→ **What you have to do**:
Copy every line of the data exactly, leaving nothing out.

→ **Stored rows**:
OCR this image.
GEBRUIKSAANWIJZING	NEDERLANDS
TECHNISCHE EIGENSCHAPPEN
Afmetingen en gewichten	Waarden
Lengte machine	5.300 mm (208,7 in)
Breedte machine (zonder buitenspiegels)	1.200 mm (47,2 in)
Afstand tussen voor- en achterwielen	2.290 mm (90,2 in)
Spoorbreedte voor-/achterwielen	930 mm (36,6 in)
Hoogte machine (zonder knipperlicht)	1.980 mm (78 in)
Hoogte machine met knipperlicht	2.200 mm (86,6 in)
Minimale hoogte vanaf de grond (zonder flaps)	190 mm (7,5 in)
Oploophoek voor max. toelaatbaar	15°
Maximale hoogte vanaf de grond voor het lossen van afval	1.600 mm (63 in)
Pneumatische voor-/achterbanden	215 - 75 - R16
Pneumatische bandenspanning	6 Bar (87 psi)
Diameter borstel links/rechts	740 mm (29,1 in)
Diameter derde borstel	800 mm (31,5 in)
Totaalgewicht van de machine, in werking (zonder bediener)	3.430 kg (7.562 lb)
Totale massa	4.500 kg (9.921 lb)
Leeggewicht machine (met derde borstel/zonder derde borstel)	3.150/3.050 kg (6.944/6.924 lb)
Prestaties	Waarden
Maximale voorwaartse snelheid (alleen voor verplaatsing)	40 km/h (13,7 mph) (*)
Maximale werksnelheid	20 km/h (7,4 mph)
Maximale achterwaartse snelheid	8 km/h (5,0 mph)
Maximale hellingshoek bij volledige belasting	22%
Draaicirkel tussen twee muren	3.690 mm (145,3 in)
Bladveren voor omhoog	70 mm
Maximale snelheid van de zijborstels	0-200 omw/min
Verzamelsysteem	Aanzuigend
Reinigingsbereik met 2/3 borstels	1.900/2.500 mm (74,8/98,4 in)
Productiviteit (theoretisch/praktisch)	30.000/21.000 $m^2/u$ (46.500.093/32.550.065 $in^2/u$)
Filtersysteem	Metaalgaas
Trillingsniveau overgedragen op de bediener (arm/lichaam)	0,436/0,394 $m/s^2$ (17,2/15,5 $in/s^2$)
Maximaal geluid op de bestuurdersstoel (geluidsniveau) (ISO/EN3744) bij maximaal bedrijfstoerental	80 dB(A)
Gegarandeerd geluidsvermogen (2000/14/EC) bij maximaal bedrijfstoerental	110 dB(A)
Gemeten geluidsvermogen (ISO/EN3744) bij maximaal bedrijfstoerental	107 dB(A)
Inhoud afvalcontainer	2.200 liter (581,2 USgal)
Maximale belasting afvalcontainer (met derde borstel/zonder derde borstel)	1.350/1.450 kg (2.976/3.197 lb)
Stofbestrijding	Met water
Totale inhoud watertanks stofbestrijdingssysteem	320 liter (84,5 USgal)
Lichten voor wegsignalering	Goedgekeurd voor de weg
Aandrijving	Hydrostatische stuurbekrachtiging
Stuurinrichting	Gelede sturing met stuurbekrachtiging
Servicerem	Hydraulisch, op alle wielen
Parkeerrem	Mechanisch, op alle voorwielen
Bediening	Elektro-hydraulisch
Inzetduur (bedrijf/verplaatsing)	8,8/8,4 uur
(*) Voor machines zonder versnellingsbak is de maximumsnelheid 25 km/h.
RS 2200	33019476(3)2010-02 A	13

→ **Exercise response**:
OCR this image.
GEBRUIKSAANWIJZING	NEDERLANDS
TECHNISCHE EIGENSCHAPPEN
Afmetingen en gewichten	Waarden
Lengte machine	5.300 mm (208,7 in)
Breedte machine (zonder buitenspiegels)	1.200 mm (47,2 in)
Afstand tussen voor- en achterwielen	2.290 mm (90,2 in)
Spoorbreedte voor-/achterwielen	930 mm (36,6 in)
Hoogte machine (zonder knipperlicht)	1.980 mm (78 in)
Hoogte machine met knipperlicht	2.200 mm (86,6 in)
Minimale hoogte vanaf de grond (zonder flaps)	190 mm (7,5 in)
Oploophoek voor max. toelaatbaar	15°
Maximale hoogte vanaf de grond voor het lossen van afval	1.600 mm (63 in)
Pneumatische voor-/achterbanden	215 - 75 - R16
Pneumatische bandenspanning	6 Bar (87 psi)
Diameter borstel links/rechts	740 mm (29,1 in)
Diameter derde borstel	800 mm (31,5 in)
Totaalgewicht van de machine, in werking (zonder bediener)	3.430 kg (7.562 lb)
Totale massa	4.500 kg (9.921 lb)
Leeggewicht machine (met derde borstel/zonder derde borstel)	3.150/3.050 kg (6.944/6.924 lb)
Prestaties	Waarden
Maximale voorwaartse snelheid (alleen voor verplaatsing)	40 km/h (13,7 mph) (*)
Maximale werksnelheid	20 km/h (7,4 mph)
Maximale achterwaartse snelheid	8 km/h (5,0 mph)
Maximale hellingshoek bij volledige belasting	22%
Draaicirkel tussen twee muren	3.690 mm (145,3 in)
Bladveren voor omhoog	70 mm
Maximale snelheid van de zijborstels	0-200 omw/min
Verzamelsysteem	Aanzuigend
Reinigingsbereik met 2/3 borstels	1.900/2.500 mm (74,8/98,4 in)
Productiviteit (theoretisch/praktisch)	30.000/21.000 $m^2/u$ (46.500.093/32.550.065 $in^2/u$)
Filtersysteem	Metaalgaas
Trillingsniveau overgedragen op de bediener (arm/lichaam)	0,436/0,394 $m/s^2$ (17,2/15,5 $in/s^2$)
Maximaal geluid op de bestuurdersstoel (geluidsniveau) (ISO/EN3744) bij maximaal bedrijfstoerental	80 dB(A)
Gegarandeerd geluidsvermogen (2000/14/EC) bij maximaal bedrijfstoerental	110 dB(A)
Gemeten geluidsvermogen (ISO/EN3744) bij maximaal bedrijfstoerental	107 dB(A)
Inhoud afvalcontainer	2.200 liter (581,2 USgal)
Maximale belasting afvalcontainer (met derde borstel/zonder derde borstel)	1.350/1.450 kg (2.976/3.197 lb)
Stofbestrijding	Met water
Totale inhoud watertanks stofbestrijdingssysteem	320 liter (84,5 USgal)
Lichten voor wegsignalering	Goedgekeurd voor de weg
Aandrijving	Hydrostatische stuurbekrachtiging
Stuurinrichting	Gelede sturing met stuurbekrachtiging
Servicerem	Hydraulisch, op alle wielen
Parkeerrem	Mechanisch, op alle voorwielen
Bediening	Elektro-hydraulisch
Inzetduur (bedrijf/verplaatsing)	8,8/8,4 uur
(*) Voor machines zonder versnellingsbak is de maximumsnelheid 25 km/h.
RS 2200	33019476(3)2010-02 A	13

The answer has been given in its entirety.